FRESNO — Pacific Gas and Electric Company (PG&E) is cautioning those who live or work near rivers and streams to be aware of higher flows brought on by recent rains and potentially spilling reservoirs.

It is possible that PG&E’s Bass Lake/Crane Valley Dam will reach spill levels Wednesday or Thursday as heavy warm rains melt recent snowfall.

Currently the water level at Bass Lake is at 3,364.23 feet of elevation, says PG&E. The spill gates are located at 3,365.7 feet, and inflows are slowly increasing.

“It’s not unusual for PG&E‘s reservoirs to spill during the wettest parts of normal winters, because they tend to have less storage and are located at much higher elevations than state and federal multi-year water storage reservoirs like Millerton Lake and Pine Flat,” says PG&E spokesman Denny Boyles.

“PG&E’s reservoirs are designed to capture rain and snow melt runoff in winter, spring and early summer to generate clean, renewable hydroelectric power.”

Water Safety Tips –

  • Sudden immersion in cold water can stimulate the “gasp reflex,” causing an involuntary inhalation of air or water. It can even trigger cardiac arrest, temporary paralysis, hypothermia and drowning. When faced with swift water, even the strongest swimmers may be easily overwhelmed.
  • Cold water entering the ear canal can cause vertigo and disorientation. This may confuse swimmers, causing them to venture deeper into the water.
  • Recreating in PG&E canals and flumes is strictly prohibited. Stay out of canals and flumes, which are very dangerous due to slippery sides and fast moving water.

Flood Watch

A Flood Watch is in effect for the foothills of the Sierra Nevada from Yosemite to Kings Canyon and Tulare County Mountains, from 4 a.m. on Wednesday, Feb. 13 through 10 a.m. Thursday, Feb. 14. This includes the Mariposa, Madera, and Fresno County Foothills, the Tulare County Foothills, and the Kern County Mountains.

A Flood Watch means there is a potential for flooding based on current forecasts.

The Flood Watch reaches the towns of Bass Lake, Coarsegold, Fish Camp, Mariposa, North Fork, Oakhurst, Tuolumne Meadows, and Wawona, as well as Squaw Valley, Auberry, Springville, Three Rivers, Tehachapi, Lake Isabella, Devils Postpile, Florence Lake, Lake Thomas Edison, Camp Nelson, Giant Forest, Lodgepole, Grant Grove, and Johnsondale.

Light to moderate rain will begin this evening, Tuesday, Feb. 12. Heavy rain will hit the area Wednesday afternoon and persist through Thursday morning. Rain on top of snow will potentially create flooding concerns in the Southern Sierra Nevada below 5,000 feet.

Rivers and streams will rise on Wednesday as rain increases through the day. Street flooding and mudslides are also possible in foothill communities.

Element location listings
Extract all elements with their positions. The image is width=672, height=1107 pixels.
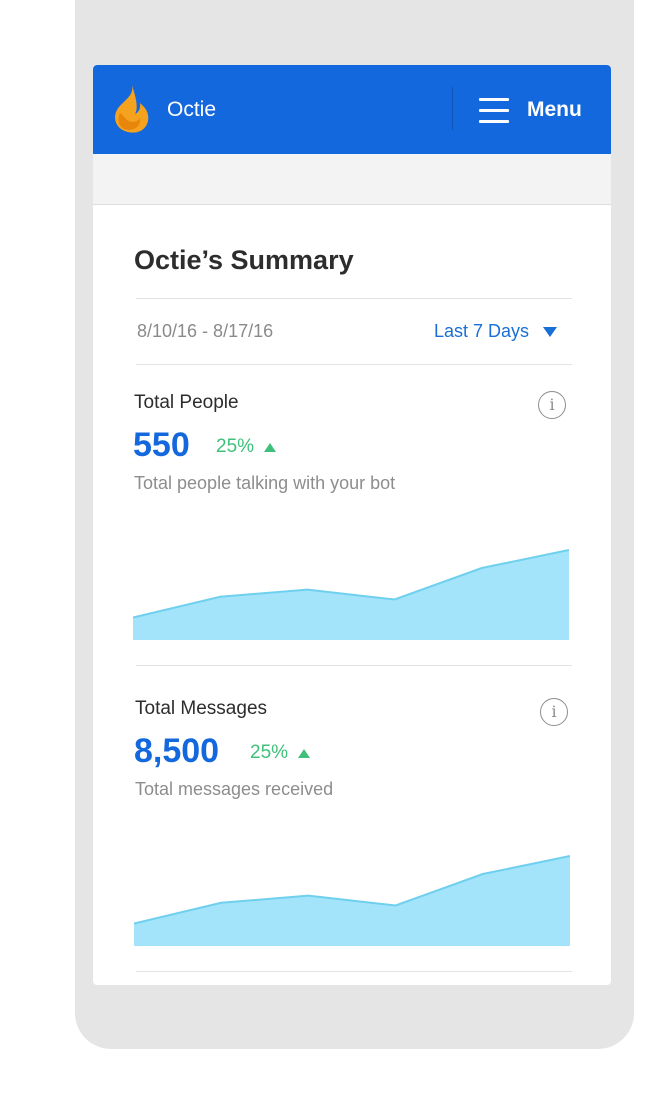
divider [136, 298, 572, 299]
info-icon[interactable]: i [540, 698, 568, 726]
stat-value-total-people: 550 [133, 426, 190, 464]
period-label: Last 7 Days [434, 321, 530, 341]
app-screen: Octie Menu Octie’s Summary 8/10/16 - 8/1… [93, 65, 611, 985]
caret-down-icon [543, 326, 558, 337]
stat-label-total-messages: Total Messages [135, 698, 268, 719]
change-percent: 25% [250, 742, 289, 763]
stat-description-total-messages: Total messages received [135, 779, 334, 799]
trend-up-icon [298, 748, 311, 758]
area-chart-total-people [133, 549, 569, 640]
stat-change-total-people: 25% [216, 436, 277, 458]
stat-description-total-people: Total people talking with your bot [134, 473, 396, 493]
page-title: Octie’s Summary [134, 245, 354, 275]
menu-button[interactable]: Menu [479, 94, 582, 126]
nav-divider [452, 87, 453, 130]
sub-header-bar [93, 154, 611, 205]
flame-logo-icon [115, 85, 149, 133]
divider [136, 665, 572, 666]
divider [136, 364, 572, 365]
date-range: 8/10/16 - 8/17/16 [137, 321, 274, 341]
top-navbar: Octie Menu [93, 65, 611, 154]
stat-value-total-messages: 8,500 [134, 732, 220, 770]
period-dropdown[interactable]: Last 7 Days [434, 321, 558, 342]
info-icon[interactable]: i [538, 391, 566, 419]
change-percent: 25% [216, 436, 255, 457]
stat-change-total-messages: 25% [250, 742, 311, 764]
hamburger-icon [479, 98, 509, 123]
menu-label: Menu [527, 98, 582, 121]
trend-up-icon [264, 442, 277, 452]
divider [136, 971, 572, 972]
stat-label-total-people: Total People [134, 392, 239, 413]
app-name[interactable]: Octie [167, 98, 216, 122]
area-chart-total-messages [134, 855, 570, 946]
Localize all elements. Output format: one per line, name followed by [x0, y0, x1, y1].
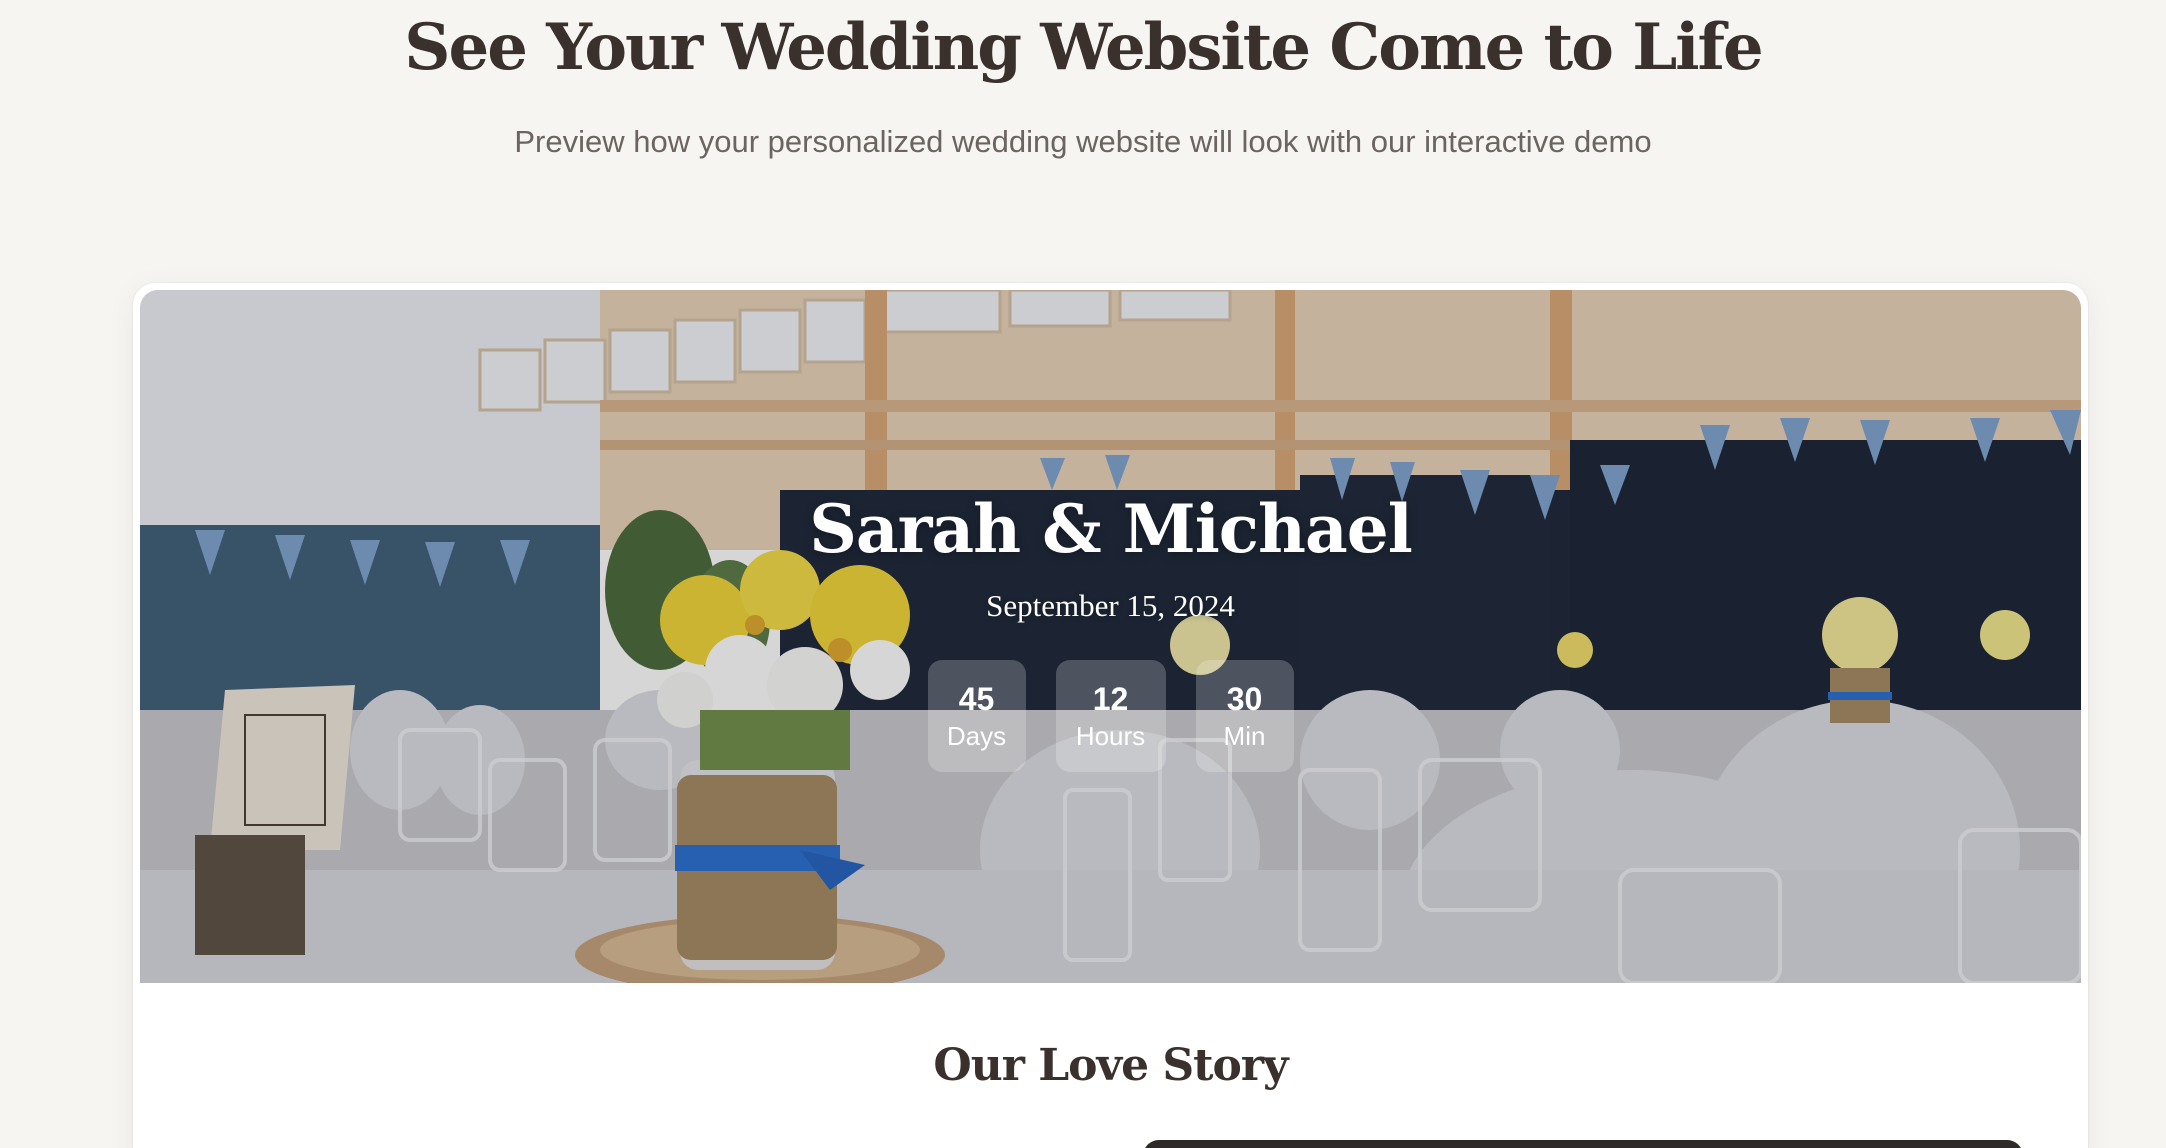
- couple-names: Sarah & Michael: [809, 490, 1413, 568]
- section-title: See Your Wedding Website Come to Life: [404, 10, 1764, 85]
- countdown-minutes-value: 30: [1226, 681, 1263, 717]
- countdown-timer: 45 Days 12 Hours 30 Min: [140, 660, 2081, 772]
- hero-banner: Sarah & Michael September 15, 2024 45 Da…: [140, 290, 2081, 983]
- countdown-minutes: 30 Min: [1195, 660, 1294, 772]
- website-preview-card: Sarah & Michael September 15, 2024 45 Da…: [133, 283, 2088, 1148]
- countdown-days-label: Days: [946, 721, 1007, 751]
- countdown-hours-value: 12: [1092, 681, 1129, 717]
- countdown-minutes-label: Min: [1223, 721, 1266, 751]
- love-story-image: [1143, 1140, 2023, 1148]
- countdown-hours-label: Hours: [1075, 721, 1146, 751]
- section-subtitle: Preview how your personalized wedding we…: [514, 124, 1652, 159]
- countdown-days: 45 Days: [927, 660, 1026, 772]
- love-story-title: Our Love Story: [933, 1040, 1288, 1091]
- countdown-days-value: 45: [958, 681, 995, 717]
- hero-background-image: [140, 290, 2081, 983]
- wedding-date: September 15, 2024: [986, 588, 1235, 623]
- countdown-hours: 12 Hours: [1055, 660, 1166, 772]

* _What to work on_:
Rewrite the PG&E high-water notice from "FRESNO — Pacific" to "are slowly increasing.", substituting "lakes" for "reservoirs".

* _Complete response_:
FRESNO — Pacific Gas and Electric Company (PG&E) is cautioning those who live or work near rivers and streams to be aware of higher flows brought on by recent rains and potentially spilling lakes.

It is possible that PG&E’s Bass Lake/Crane Valley Dam will reach spill levels Wednesday or Thursday as heavy warm rains melt recent snowfall.

Currently the water level at Bass Lake is at 3,364.23 feet of elevation, says PG&E. The spill gates are located at 3,365.7 feet, and inflows are slowly increasing.